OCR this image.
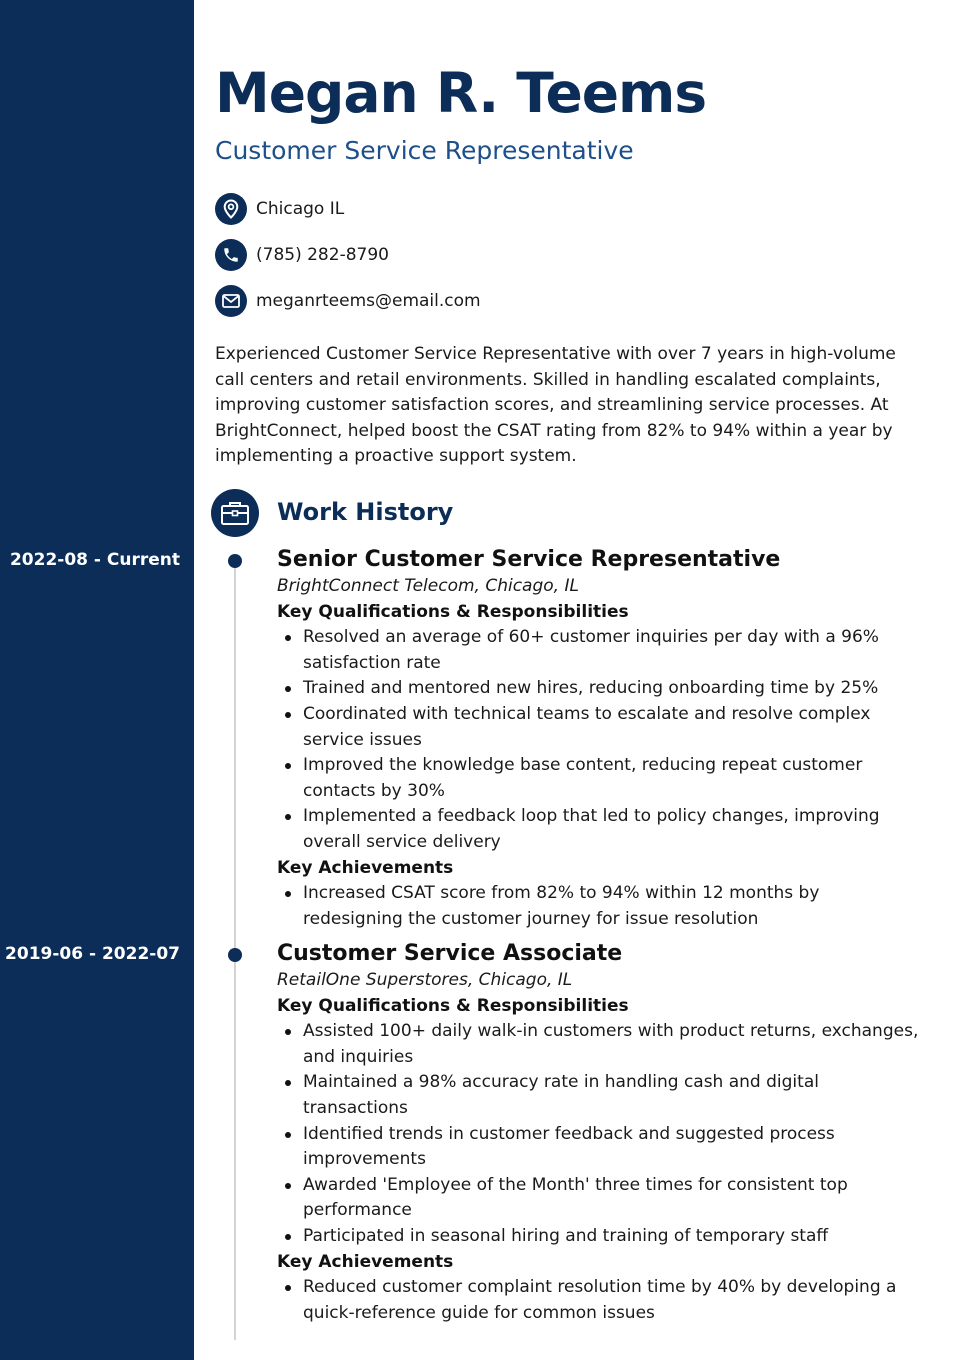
Megan R. Teems
Customer Service Representative
Chicago IL
(785) 282-8790
meganrteems@email.com

Experienced Customer Service Representative with over 7 years in high-volume call centers and retail environments. Skilled in handling escalated complaints, improving customer satisfaction scores, and streamlining service processes. At BrightConnect, helped boost the CSAT rating from 82% to 94% within a year by implementing a proactive support system.

Work History
2022-08 - Current	Senior Customer Service Representative
BrightConnect Telecom, Chicago, IL
Key Qualifications & Responsibilities
Resolved an average of 60+ customer inquiries per day with a 96% satisfaction rate
Trained and mentored new hires, reducing onboarding time by 25%
Coordinated with technical teams to escalate and resolve complex service issues
Improved the knowledge base content, reducing repeat customer contacts by 30%
Implemented a feedback loop that led to policy changes, improving overall service delivery
Key Achievements
Increased CSAT score from 82% to 94% within 12 months by redesigning the customer journey for issue resolution
2019-06 - 2022-07	Customer Service Associate
RetailOne Superstores, Chicago, IL
Key Qualifications & Responsibilities
Assisted 100+ daily walk-in customers with product returns, exchanges, and inquiries
Maintained a 98% accuracy rate in handling cash and digital transactions
Identified trends in customer feedback and suggested process improvements
Awarded 'Employee of the Month' three times for consistent top performance
Participated in seasonal hiring and training of temporary staff
Key Achievements
Reduced customer complaint resolution time by 40% by developing a quick-reference guide for common issues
····················
Check every line for "reducing" and show the ones that have it.

Trained and mentored new hires, reducing onboarding time by 25%
Improved the knowledge base content, reducing repeat customer contacts by 30%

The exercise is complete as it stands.